> _Stored items_
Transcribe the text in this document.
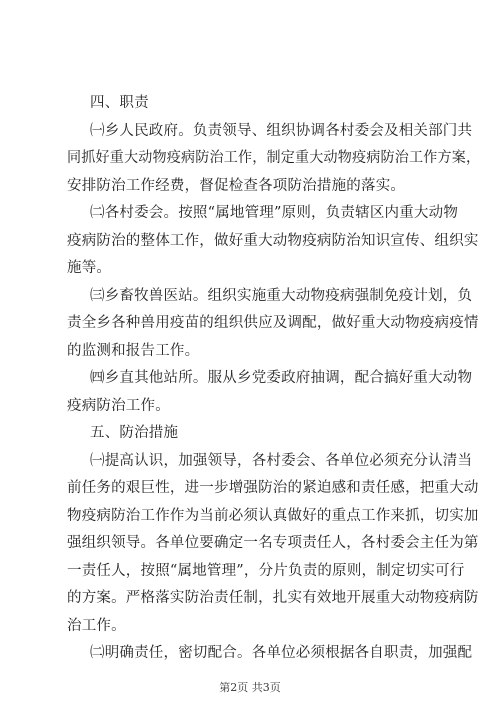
四、职责
㈠乡人民政府。负责领导、组织协调各村委会及相关部门共
同抓好重大动物疫病防治工作，制定重大动物疫病防治工作方案，
安排防治工作经费，督促检查各项防治措施的落实。
㈡各村委会。按照“属地管理”原则，负责辖区内重大动物
疫病防治的整体工作，做好重大动物疫病防治知识宣传、组织实
施等。
㈢乡畜牧兽医站。组织实施重大动物疫病强制免疫计划，负
责全乡各种兽用疫苗的组织供应及调配，做好重大动物疫病疫情
的监测和报告工作。
㈣乡直其他站所。服从乡党委政府抽调，配合搞好重大动物
疫病防治工作。
五、防治措施
㈠提高认识，加强领导，各村委会、各单位必须充分认清当
前任务的艰巨性，进一步增强防治的紧迫感和责任感，把重大动
物疫病防治工作作为当前必须认真做好的重点工作来抓，切实加
强组织领导。各单位要确定一名专项责任人，各村委会主任为第
一责任人，按照“属地管理”，分片负责的原则，制定切实可行
的方案。严格落实防治责任制，扎实有效地开展重大动物疫病防
治工作。
㈡明确责任，密切配合。各单位必须根据各自职责，加强配
第2页 共3页
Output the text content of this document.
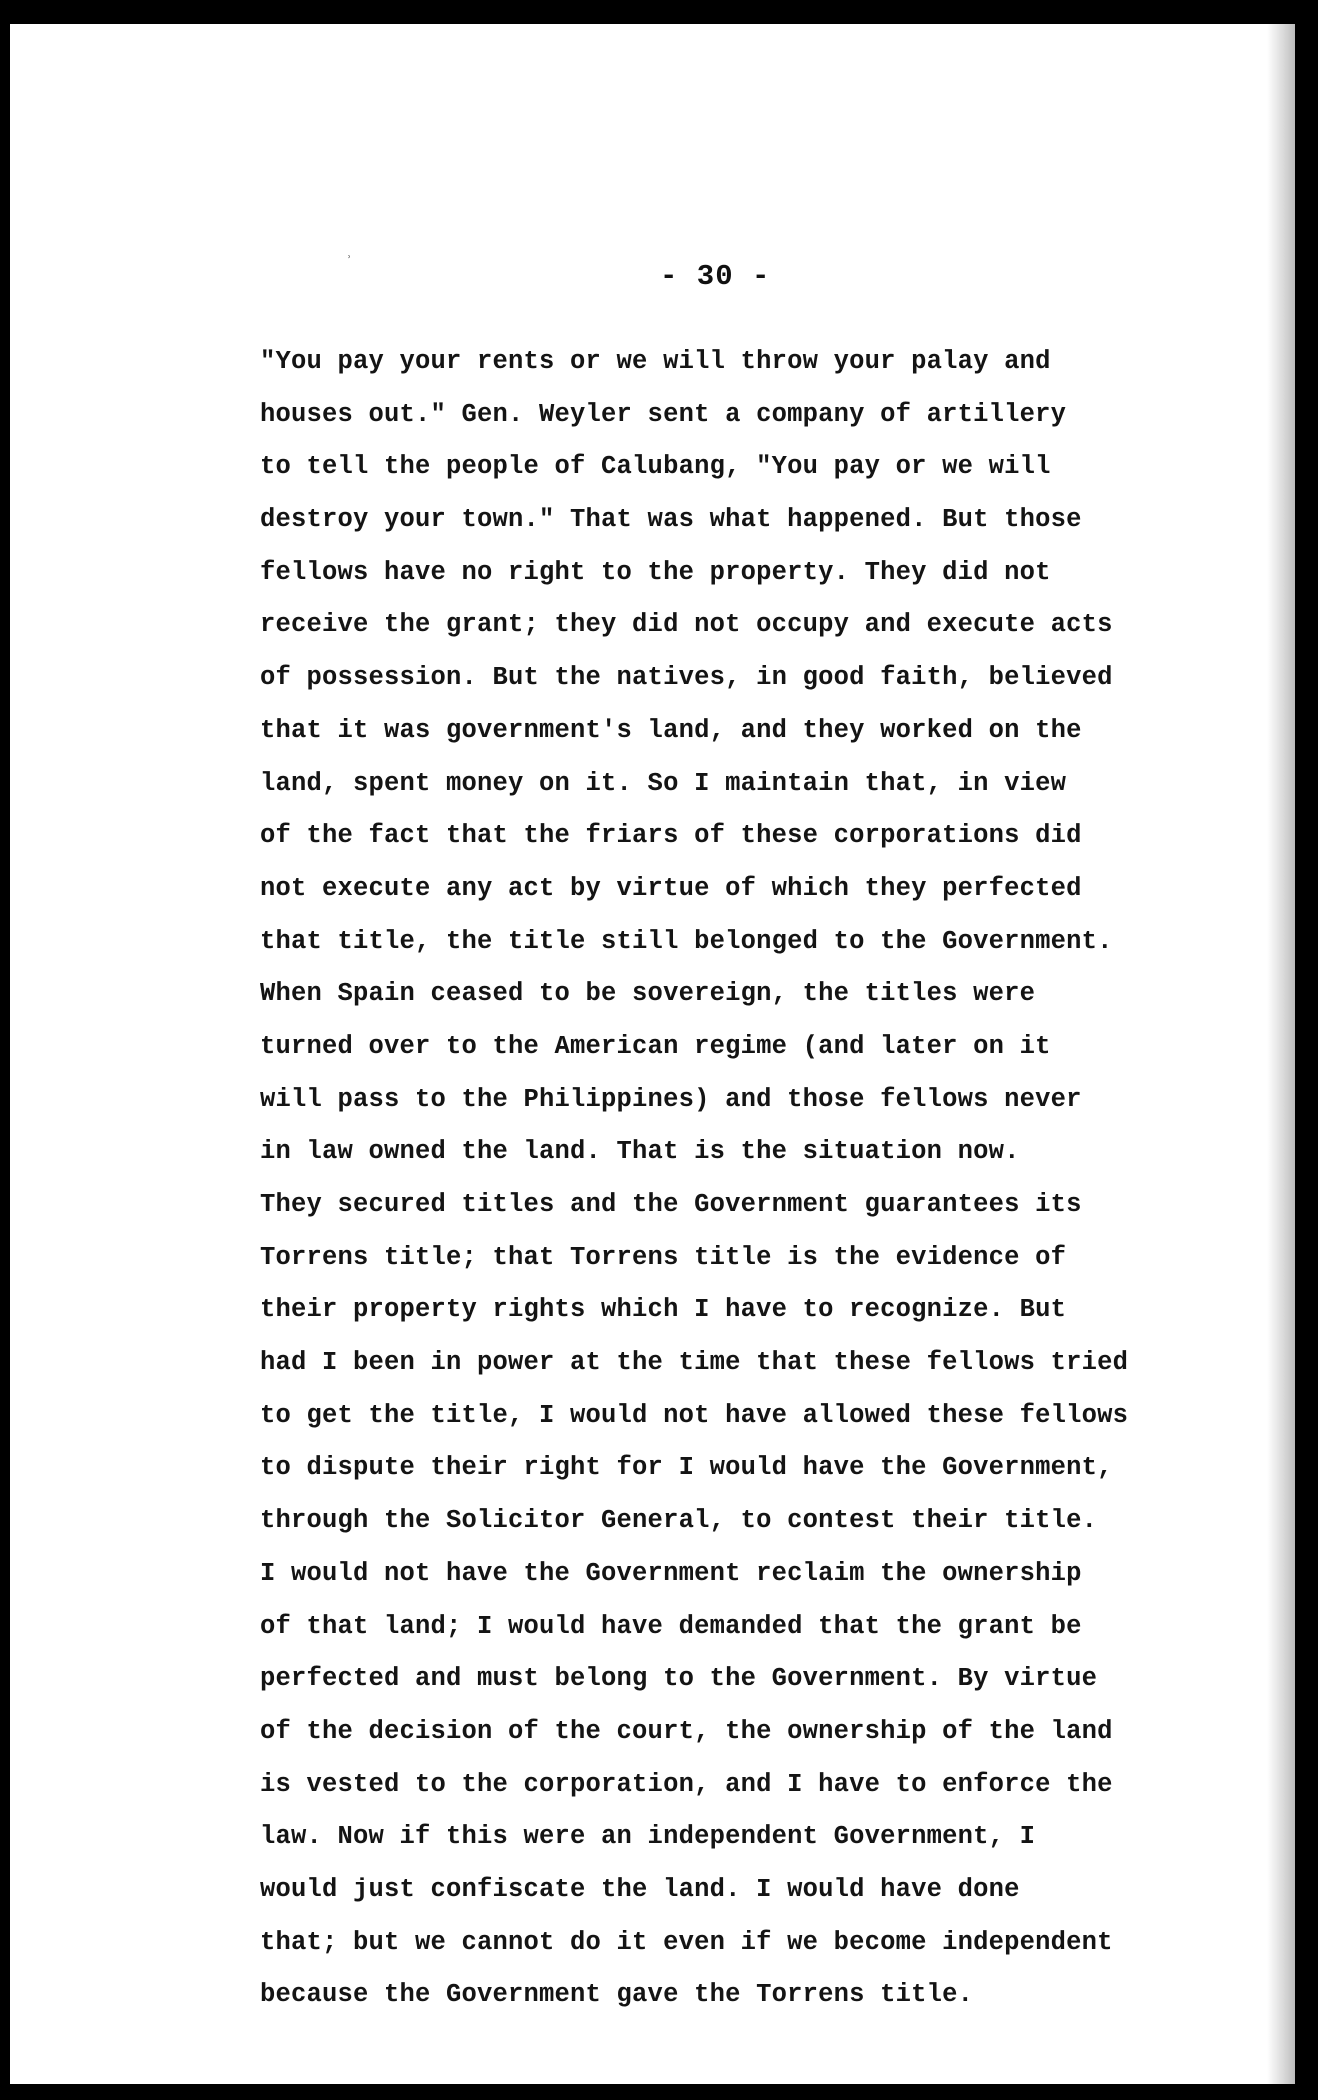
ʾ	- 30 -
"You pay your rents or we will throw your palay and
houses out." Gen. Weyler sent a company of artillery
to tell the people of Calubang, "You pay or we will
destroy your town." That was what happened. But those
fellows have no right to the property. They did not
receive the grant; they did not occupy and execute acts
of possession. But the natives, in good faith, believed
that it was government's land, and they worked on the
land, spent money on it. So I maintain that, in view
of the fact that the friars of these corporations did
not execute any act by virtue of which they perfected
that title, the title still belonged to the Government.
When Spain ceased to be sovereign, the titles were
turned over to the American regime (and later on it
will pass to the Philippines) and those fellows never
in law owned the land. That is the situation now.
They secured titles and the Government guarantees its
Torrens title; that Torrens title is the evidence of
their property rights which I have to recognize. But
had I been in power at the time that these fellows tried
to get the title, I would not have allowed these fellows
to dispute their right for I would have the Government,
through the Solicitor General, to contest their title.
I would not have the Government reclaim the ownership
of that land; I would have demanded that the grant be
perfected and must belong to the Government. By virtue
of the decision of the court, the ownership of the land
is vested to the corporation, and I have to enforce the
law. Now if this were an independent Government, I
would just confiscate the land. I would have done
that; but we cannot do it even if we become independent
because the Government gave the Torrens title.
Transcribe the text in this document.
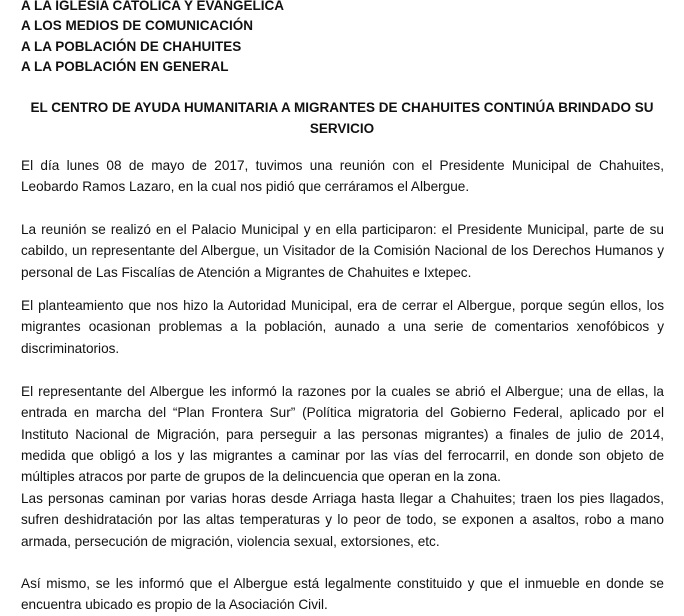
A LA IGLESIA CATOLICA Y EVANGELICA
A LOS MEDIOS DE COMUNICACIÓN
A LA POBLACIÓN DE CHAHUITES
A LA POBLACIÓN EN GENERAL
EL CENTRO DE AYUDA HUMANITARIA A MIGRANTES DE CHAHUITES CONTINÚA BRINDADO SU SERVICIO
El día lunes 08 de mayo de 2017, tuvimos una reunión con el Presidente Municipal de Chahuites, Leobardo Ramos Lazaro, en la cual nos pidió que cerráramos el Albergue.
La reunión se realizó en el Palacio Municipal y en ella participaron: el Presidente Municipal, parte de su cabildo, un representante del Albergue, un Visitador de la Comisión Nacional de los Derechos Humanos y personal de Las Fiscalías de Atención a Migrantes de Chahuites e Ixtepec.
El planteamiento que nos hizo la Autoridad Municipal, era de cerrar el Albergue, porque según ellos, los migrantes ocasionan problemas a la población, aunado a una serie de comentarios xenofóbicos y discriminatorios.
El representante del Albergue les informó la razones por la cuales se abrió el Albergue; una de ellas, la entrada en marcha del “Plan Frontera Sur” (Política migratoria del Gobierno Federal, aplicado por el Instituto Nacional de Migración, para perseguir a las personas migrantes) a finales de julio de 2014, medida que obligó a los y las migrantes a caminar por las vías del ferrocarril, en donde son objeto de múltiples atracos por parte de grupos de la delincuencia que operan en la zona.
Las personas caminan por varias horas desde Arriaga hasta llegar a Chahuites; traen los pies llagados, sufren deshidratación por las altas temperaturas y lo peor de todo, se exponen a asaltos, robo a mano armada, persecución de migración, violencia sexual, extorsiones, etc.
Así mismo, se les informó que el Albergue está legalmente constituido y que el inmueble en donde se encuentra ubicado es propio de la Asociación Civil.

> _WHAT IS EXPECTED_
Work out how many lines of the data above hold the word "representante", and write only the count.

> _THE COMPLETED TASK_
2